(Records from a collection of figures)
* BEGIN *

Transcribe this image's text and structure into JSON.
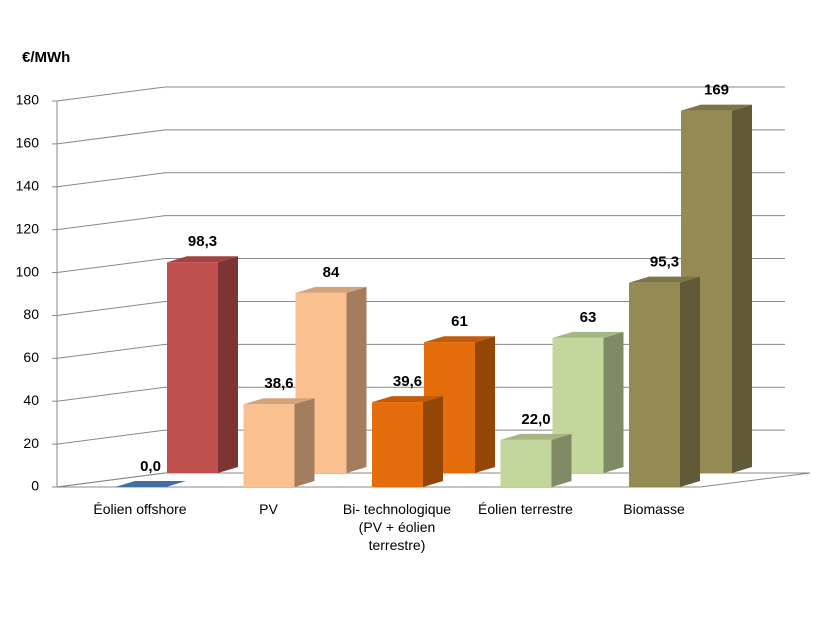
{
  "chart_data": {
    "type": "bar3d",
    "y_label": "€/MWh",
    "categories": [
      "Éolien offshore",
      "PV",
      "Bi- technologique\n(PV + éolien\nterrestre)",
      "Éolien terrestre",
      "Biomasse"
    ],
    "series": [
      {
        "values": [
          0.0,
          38.6,
          39.6,
          22.0,
          95.3
        ],
        "value_labels": [
          "0,0",
          "38,6",
          "39,6",
          "22,0",
          "95,3"
        ],
        "colors": [
          "#4f81bd",
          "#fac090",
          "#e46c0a",
          "#c3d69b",
          "#948a54"
        ]
      },
      {
        "values": [
          98.3,
          84,
          61,
          63,
          169
        ],
        "value_labels": [
          "98,3",
          "84",
          "61",
          "63",
          "169"
        ],
        "colors": [
          "#c0504d",
          "#fac090",
          "#e46c0a",
          "#c3d69b",
          "#948a54"
        ]
      }
    ],
    "ylim": [
      0,
      180
    ],
    "yticks": [
      0,
      20,
      40,
      60,
      80,
      100,
      120,
      140,
      160,
      180
    ],
    "grid": true
  }
}
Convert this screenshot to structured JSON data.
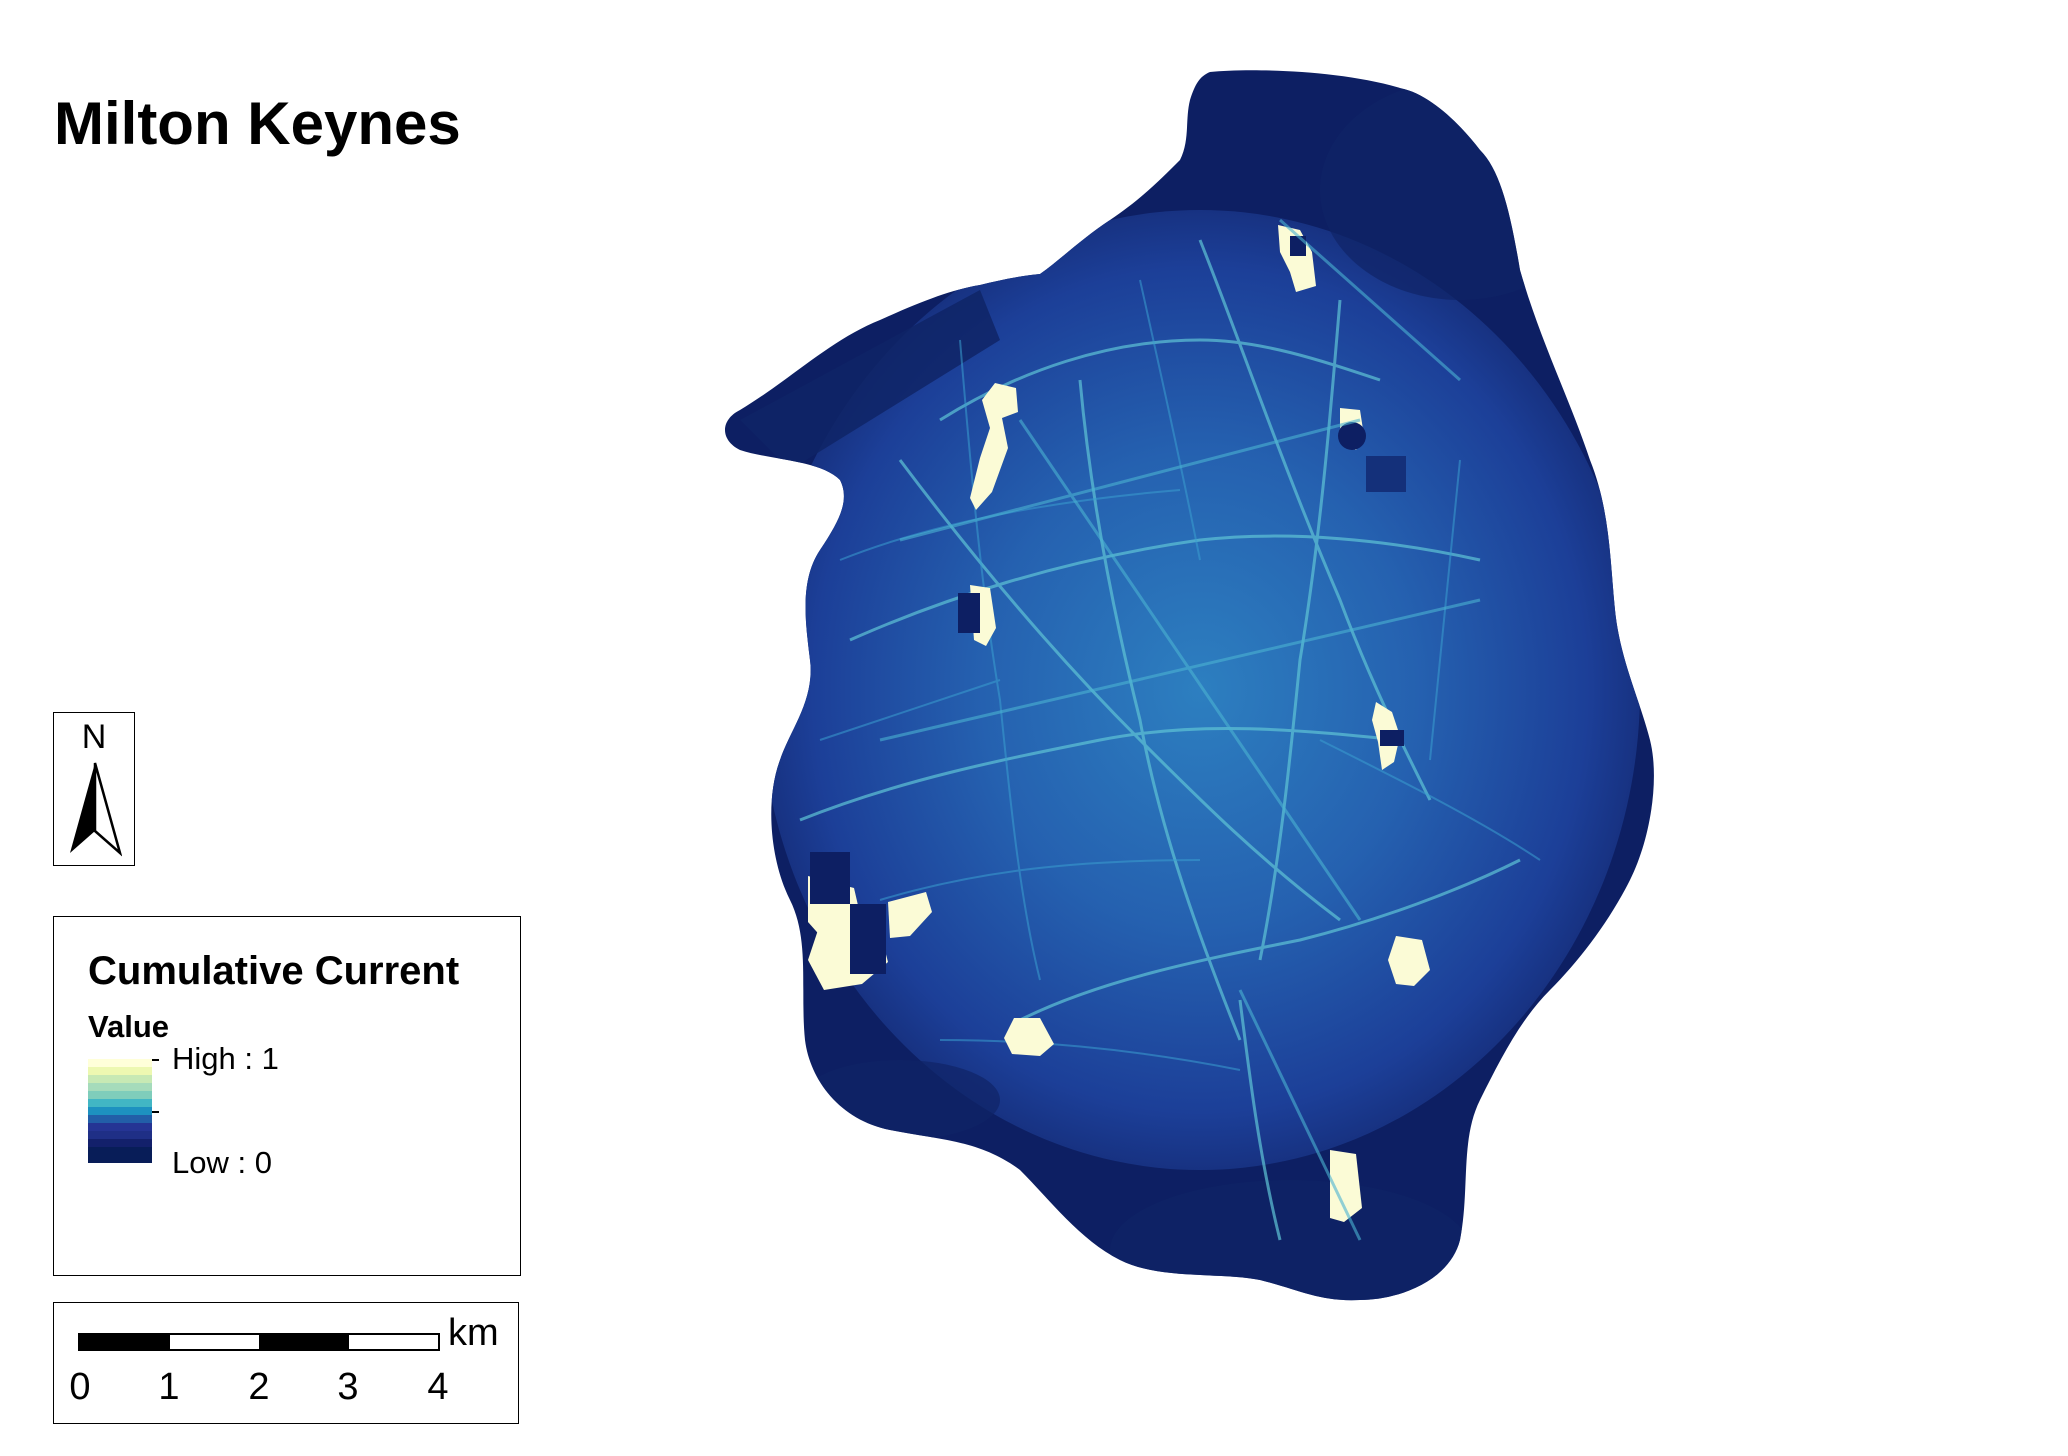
{
  "map": {
    "title": "Milton Keynes"
  },
  "north_arrow": {
    "label": "N"
  },
  "legend": {
    "title": "Cumulative Current",
    "subtitle": "Value",
    "high_label": "High : 1",
    "low_label": "Low : 0",
    "ramp_colors": [
      "#ffffd9",
      "#edf8b1",
      "#c7e9b4",
      "#a5dbbb",
      "#7fcdbb",
      "#41b6c4",
      "#1d91c0",
      "#225ea8",
      "#253494",
      "#1f2f86",
      "#13206b",
      "#081d58",
      "#081d58"
    ]
  },
  "scale_bar": {
    "unit": "km",
    "labels": [
      "0",
      "1",
      "2",
      "3",
      "4"
    ]
  }
}
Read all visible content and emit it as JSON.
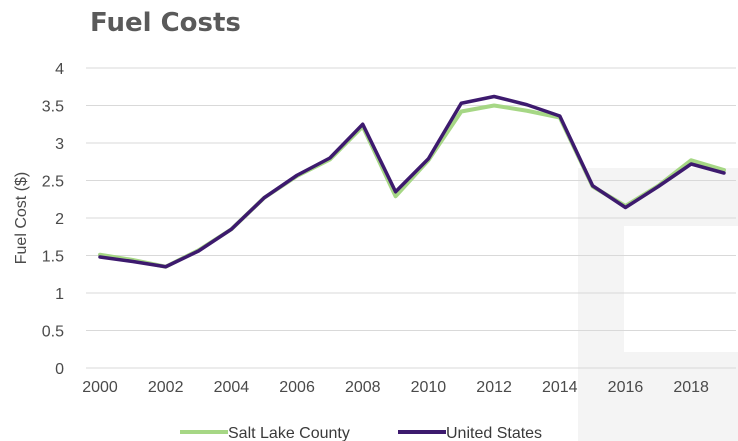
{
  "chart_data": {
    "type": "line",
    "title": "Fuel Costs",
    "ylabel": "Fuel Cost ($)",
    "xlabel": "",
    "ylim": [
      0,
      4
    ],
    "yticks": [
      0,
      0.5,
      1,
      1.5,
      2,
      2.5,
      3,
      3.5,
      4
    ],
    "xlim": [
      2000,
      2019
    ],
    "xticks": [
      2000,
      2002,
      2004,
      2006,
      2008,
      2010,
      2012,
      2014,
      2016,
      2018
    ],
    "grid": "horizontal",
    "legend_position": "bottom",
    "x": [
      2000,
      2001,
      2002,
      2003,
      2004,
      2005,
      2006,
      2007,
      2008,
      2009,
      2010,
      2011,
      2012,
      2013,
      2014,
      2015,
      2016,
      2017,
      2018,
      2019
    ],
    "series": [
      {
        "name": "Salt Lake County",
        "color": "#a6d785",
        "values": [
          1.51,
          1.44,
          1.35,
          1.57,
          1.85,
          2.27,
          2.56,
          2.78,
          3.22,
          2.29,
          2.77,
          3.42,
          3.5,
          3.43,
          3.34,
          2.42,
          2.16,
          2.43,
          2.77,
          2.64
        ]
      },
      {
        "name": "United States",
        "color": "#3d1a6e",
        "values": [
          1.48,
          1.42,
          1.35,
          1.56,
          1.85,
          2.27,
          2.57,
          2.8,
          3.25,
          2.35,
          2.79,
          3.53,
          3.62,
          3.51,
          3.36,
          2.43,
          2.14,
          2.42,
          2.72,
          2.6
        ]
      }
    ]
  }
}
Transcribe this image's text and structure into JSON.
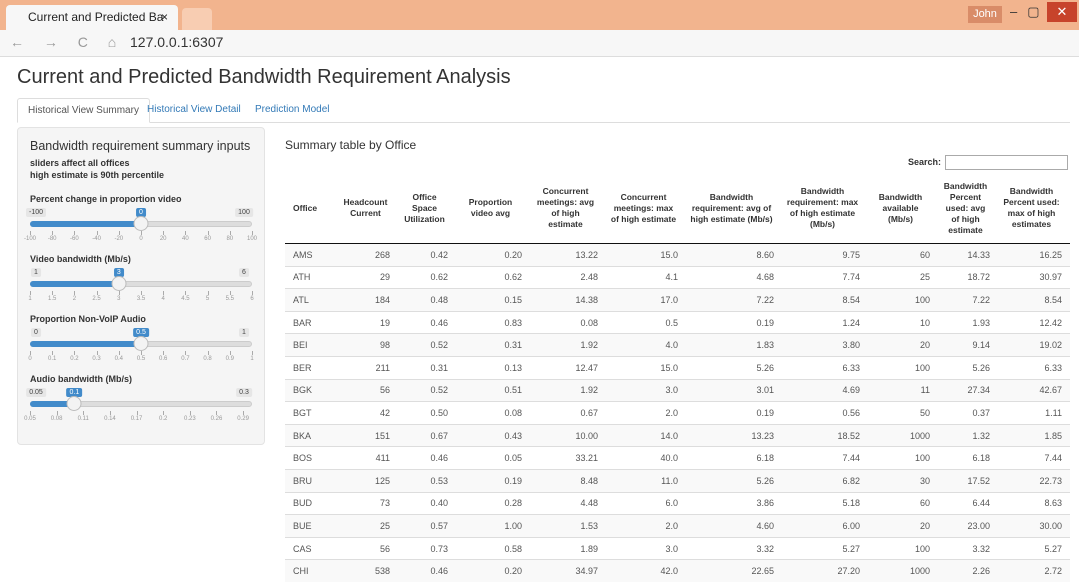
{
  "browser": {
    "tab_title": "Current and Predicted Ba",
    "user": "John",
    "url": "127.0.0.1:6307"
  },
  "header": {
    "title": "Current and Predicted Bandwidth Requirement Analysis"
  },
  "tabs": [
    "Historical View Summary",
    "Historical View Detail",
    "Prediction Model"
  ],
  "sidebar": {
    "title": "Bandwidth requirement summary inputs",
    "notes": [
      "sliders affect all offices",
      "high estimate is 90th percentile"
    ],
    "sliders": [
      {
        "label": "Percent change in proportion video",
        "min": -100,
        "max": 100,
        "value": 0,
        "ticks": [
          -100,
          -80,
          -60,
          -40,
          -20,
          0,
          20,
          40,
          60,
          80,
          100
        ]
      },
      {
        "label": "Video bandwidth (Mb/s)",
        "min": 1,
        "max": 6,
        "value": 3,
        "ticks": [
          1,
          1.5,
          2,
          2.5,
          3,
          3.5,
          4,
          4.5,
          5,
          5.5,
          6
        ]
      },
      {
        "label": "Proportion Non-VoIP Audio",
        "min": 0,
        "max": 1,
        "value": 0.5,
        "ticks": [
          0,
          0.1,
          0.2,
          0.3,
          0.4,
          0.5,
          0.6,
          0.7,
          0.8,
          0.9,
          1
        ]
      },
      {
        "label": "Audio bandwidth (Mb/s)",
        "min": 0.05,
        "max": 0.3,
        "value": 0.1,
        "ticks": [
          0.05,
          0.08,
          0.11,
          0.14,
          0.17,
          0.2,
          0.23,
          0.26,
          0.29
        ]
      }
    ]
  },
  "table": {
    "caption": "Summary table by Office",
    "search_label": "Search:",
    "columns": [
      "Office",
      "Headcount Current",
      "Office Space Utilization",
      "Proportion video avg",
      "Concurrent meetings: avg of high estimate",
      "Concurrent meetings: max of high estimate",
      "Bandwidth requirement: avg of high estimate (Mb/s)",
      "Bandwidth requirement: max of high estimate (Mb/s)",
      "Bandwidth available (Mb/s)",
      "Bandwidth Percent used: avg of high estimate",
      "Bandwidth Percent used: max of high estimates"
    ],
    "rows": [
      [
        "AMS",
        "268",
        "0.42",
        "0.20",
        "13.22",
        "15.0",
        "8.60",
        "9.75",
        "60",
        "14.33",
        "16.25"
      ],
      [
        "ATH",
        "29",
        "0.62",
        "0.62",
        "2.48",
        "4.1",
        "4.68",
        "7.74",
        "25",
        "18.72",
        "30.97"
      ],
      [
        "ATL",
        "184",
        "0.48",
        "0.15",
        "14.38",
        "17.0",
        "7.22",
        "8.54",
        "100",
        "7.22",
        "8.54"
      ],
      [
        "BAR",
        "19",
        "0.46",
        "0.83",
        "0.08",
        "0.5",
        "0.19",
        "1.24",
        "10",
        "1.93",
        "12.42"
      ],
      [
        "BEI",
        "98",
        "0.52",
        "0.31",
        "1.92",
        "4.0",
        "1.83",
        "3.80",
        "20",
        "9.14",
        "19.02"
      ],
      [
        "BER",
        "211",
        "0.31",
        "0.13",
        "12.47",
        "15.0",
        "5.26",
        "6.33",
        "100",
        "5.26",
        "6.33"
      ],
      [
        "BGK",
        "56",
        "0.52",
        "0.51",
        "1.92",
        "3.0",
        "3.01",
        "4.69",
        "11",
        "27.34",
        "42.67"
      ],
      [
        "BGT",
        "42",
        "0.50",
        "0.08",
        "0.67",
        "2.0",
        "0.19",
        "0.56",
        "50",
        "0.37",
        "1.11"
      ],
      [
        "BKA",
        "151",
        "0.67",
        "0.43",
        "10.00",
        "14.0",
        "13.23",
        "18.52",
        "1000",
        "1.32",
        "1.85"
      ],
      [
        "BOS",
        "411",
        "0.46",
        "0.05",
        "33.21",
        "40.0",
        "6.18",
        "7.44",
        "100",
        "6.18",
        "7.44"
      ],
      [
        "BRU",
        "125",
        "0.53",
        "0.19",
        "8.48",
        "11.0",
        "5.26",
        "6.82",
        "30",
        "17.52",
        "22.73"
      ],
      [
        "BUD",
        "73",
        "0.40",
        "0.28",
        "4.48",
        "6.0",
        "3.86",
        "5.18",
        "60",
        "6.44",
        "8.63"
      ],
      [
        "BUE",
        "25",
        "0.57",
        "1.00",
        "1.53",
        "2.0",
        "4.60",
        "6.00",
        "20",
        "23.00",
        "30.00"
      ],
      [
        "CAS",
        "56",
        "0.73",
        "0.58",
        "1.89",
        "3.0",
        "3.32",
        "5.27",
        "100",
        "3.32",
        "5.27"
      ],
      [
        "CHI",
        "538",
        "0.46",
        "0.20",
        "34.97",
        "42.0",
        "22.65",
        "27.20",
        "1000",
        "2.26",
        "2.72"
      ]
    ]
  }
}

* END *

Pick out all the lines with the word "Concurrent" in them and copy them.

      "Concurrent meetings: avg of high estimate",
      "Concurrent meetings: max of high estimate",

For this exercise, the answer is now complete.